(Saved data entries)
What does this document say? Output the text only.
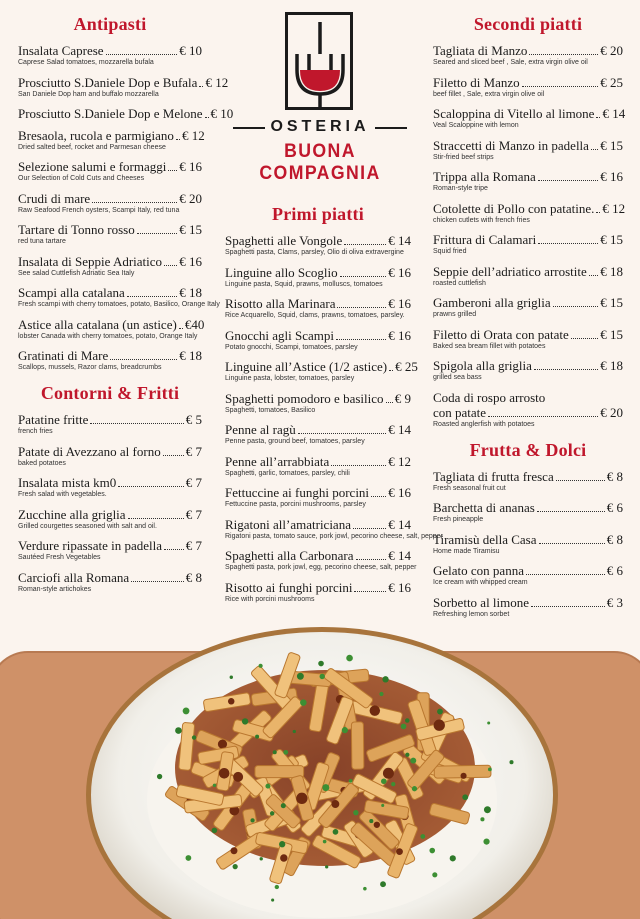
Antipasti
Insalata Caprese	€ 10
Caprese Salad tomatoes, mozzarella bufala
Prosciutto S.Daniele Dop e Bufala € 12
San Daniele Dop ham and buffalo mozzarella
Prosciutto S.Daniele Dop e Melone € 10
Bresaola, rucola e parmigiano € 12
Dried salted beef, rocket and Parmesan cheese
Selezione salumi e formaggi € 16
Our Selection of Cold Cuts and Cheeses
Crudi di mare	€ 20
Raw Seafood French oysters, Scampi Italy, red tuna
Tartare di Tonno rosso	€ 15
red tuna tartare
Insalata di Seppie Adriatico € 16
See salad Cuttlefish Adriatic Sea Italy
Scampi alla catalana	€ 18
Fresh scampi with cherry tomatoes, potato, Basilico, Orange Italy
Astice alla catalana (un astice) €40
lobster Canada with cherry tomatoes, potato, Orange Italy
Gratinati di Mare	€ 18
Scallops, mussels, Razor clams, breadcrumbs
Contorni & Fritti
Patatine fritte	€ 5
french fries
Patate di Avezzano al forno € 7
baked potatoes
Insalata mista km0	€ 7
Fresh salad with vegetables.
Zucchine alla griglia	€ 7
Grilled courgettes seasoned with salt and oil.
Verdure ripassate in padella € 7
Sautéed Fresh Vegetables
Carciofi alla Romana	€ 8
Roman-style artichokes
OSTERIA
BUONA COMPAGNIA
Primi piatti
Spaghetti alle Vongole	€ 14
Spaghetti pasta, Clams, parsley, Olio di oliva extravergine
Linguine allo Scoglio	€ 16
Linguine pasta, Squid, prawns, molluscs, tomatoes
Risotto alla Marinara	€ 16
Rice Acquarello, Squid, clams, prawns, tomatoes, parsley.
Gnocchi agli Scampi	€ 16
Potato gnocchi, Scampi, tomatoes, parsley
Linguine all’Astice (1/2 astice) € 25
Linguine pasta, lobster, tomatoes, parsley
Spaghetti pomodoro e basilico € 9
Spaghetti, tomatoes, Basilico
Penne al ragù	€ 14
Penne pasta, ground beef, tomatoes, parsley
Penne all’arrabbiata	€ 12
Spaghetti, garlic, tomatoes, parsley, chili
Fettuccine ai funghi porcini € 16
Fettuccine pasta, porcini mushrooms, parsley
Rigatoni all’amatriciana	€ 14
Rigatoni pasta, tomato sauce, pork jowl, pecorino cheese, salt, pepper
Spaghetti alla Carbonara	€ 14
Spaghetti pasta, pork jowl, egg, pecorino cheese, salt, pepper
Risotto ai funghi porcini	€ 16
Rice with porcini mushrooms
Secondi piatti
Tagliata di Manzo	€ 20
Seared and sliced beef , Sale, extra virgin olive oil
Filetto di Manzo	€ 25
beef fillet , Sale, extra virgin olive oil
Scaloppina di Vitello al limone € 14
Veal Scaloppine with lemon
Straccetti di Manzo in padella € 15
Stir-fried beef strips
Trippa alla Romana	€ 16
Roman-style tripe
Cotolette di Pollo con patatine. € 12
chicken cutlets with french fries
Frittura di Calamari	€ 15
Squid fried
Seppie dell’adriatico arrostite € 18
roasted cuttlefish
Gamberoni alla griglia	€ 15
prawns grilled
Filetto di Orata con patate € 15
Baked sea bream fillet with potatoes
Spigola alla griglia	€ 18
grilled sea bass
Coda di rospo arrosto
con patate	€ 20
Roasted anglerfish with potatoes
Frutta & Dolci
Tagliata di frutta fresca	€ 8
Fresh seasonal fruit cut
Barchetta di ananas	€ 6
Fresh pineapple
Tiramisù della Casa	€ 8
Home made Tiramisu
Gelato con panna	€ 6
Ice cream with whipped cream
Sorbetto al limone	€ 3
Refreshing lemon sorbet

*DIRECTIVE*
Leave every image out, and retype the material exactly.

*ANSWER FOR THE TASK*
What does this document say? Output the text only.
Antipasti
Insalata Caprese	€ 10
Caprese Salad tomatoes, mozzarella bufala
Prosciutto S.Daniele Dop e Bufala € 12
San Daniele Dop ham and buffalo mozzarella
Prosciutto S.Daniele Dop e Melone € 10
Bresaola, rucola e parmigiano € 12
Dried salted beef, rocket and Parmesan cheese
Selezione salumi e formaggi € 16
Our Selection of Cold Cuts and Cheeses
Crudi di mare	€ 20
Raw Seafood French oysters, Scampi Italy, red tuna
Tartare di Tonno rosso	€ 15
red tuna tartare
Insalata di Seppie Adriatico € 16
See salad Cuttlefish Adriatic Sea Italy
Scampi alla catalana	€ 18
Fresh scampi with cherry tomatoes, potato, Basilico, Orange Italy
Astice alla catalana (un astice) €40
lobster Canada with cherry tomatoes, potato, Orange Italy
Gratinati di Mare	€ 18
Scallops, mussels, Razor clams, breadcrumbs
Contorni & Fritti
Patatine fritte	€ 5
french fries
Patate di Avezzano al forno € 7
baked potatoes
Insalata mista km0	€ 7
Fresh salad with vegetables.
Zucchine alla griglia	€ 7
Grilled courgettes seasoned with salt and oil.
Verdure ripassate in padella € 7
Sautéed Fresh Vegetables
Carciofi alla Romana	€ 8
Roman-style artichokes
OSTERIA
BUONA COMPAGNIA
Primi piatti
Spaghetti alle Vongole	€ 14
Spaghetti pasta, Clams, parsley, Olio di oliva extravergine
Linguine allo Scoglio	€ 16
Linguine pasta, Squid, prawns, molluscs, tomatoes
Risotto alla Marinara	€ 16
Rice Acquarello, Squid, clams, prawns, tomatoes, parsley.
Gnocchi agli Scampi	€ 16
Potato gnocchi, Scampi, tomatoes, parsley
Linguine all’Astice (1/2 astice) € 25
Linguine pasta, lobster, tomatoes, parsley
Spaghetti pomodoro e basilico € 9
Spaghetti, tomatoes, Basilico
Penne al ragù	€ 14
Penne pasta, ground beef, tomatoes, parsley
Penne all’arrabbiata	€ 12
Spaghetti, garlic, tomatoes, parsley, chili
Fettuccine ai funghi porcini € 16
Fettuccine pasta, porcini mushrooms, parsley
Rigatoni all’amatriciana	€ 14
Rigatoni pasta, tomato sauce, pork jowl, pecorino cheese, salt, pepper
Spaghetti alla Carbonara	€ 14
Spaghetti pasta, pork jowl, egg, pecorino cheese, salt, pepper
Risotto ai funghi porcini	€ 16
Rice with porcini mushrooms
Secondi piatti
Tagliata di Manzo	€ 20
Seared and sliced beef , Sale, extra virgin olive oil
Filetto di Manzo	€ 25
beef fillet , Sale, extra virgin olive oil
Scaloppina di Vitello al limone € 14
Veal Scaloppine with lemon
Straccetti di Manzo in padella € 15
Stir-fried beef strips
Trippa alla Romana	€ 16
Roman-style tripe
Cotolette di Pollo con patatine. € 12
chicken cutlets with french fries
Frittura di Calamari	€ 15
Squid fried
Seppie dell’adriatico arrostite € 18
roasted cuttlefish
Gamberoni alla griglia	€ 15
prawns grilled
Filetto di Orata con patate € 15
Baked sea bream fillet with potatoes
Spigola alla griglia	€ 18
grilled sea bass
Coda di rospo arrosto
con patate	€ 20
Roasted anglerfish with potatoes
Frutta & Dolci
Tagliata di frutta fresca	€ 8
Fresh seasonal fruit cut
Barchetta di ananas	€ 6
Fresh pineapple
Tiramisù della Casa	€ 8
Home made Tiramisu
Gelato con panna	€ 6
Ice cream with whipped cream
Sorbetto al limone	€ 3
Refreshing lemon sorbet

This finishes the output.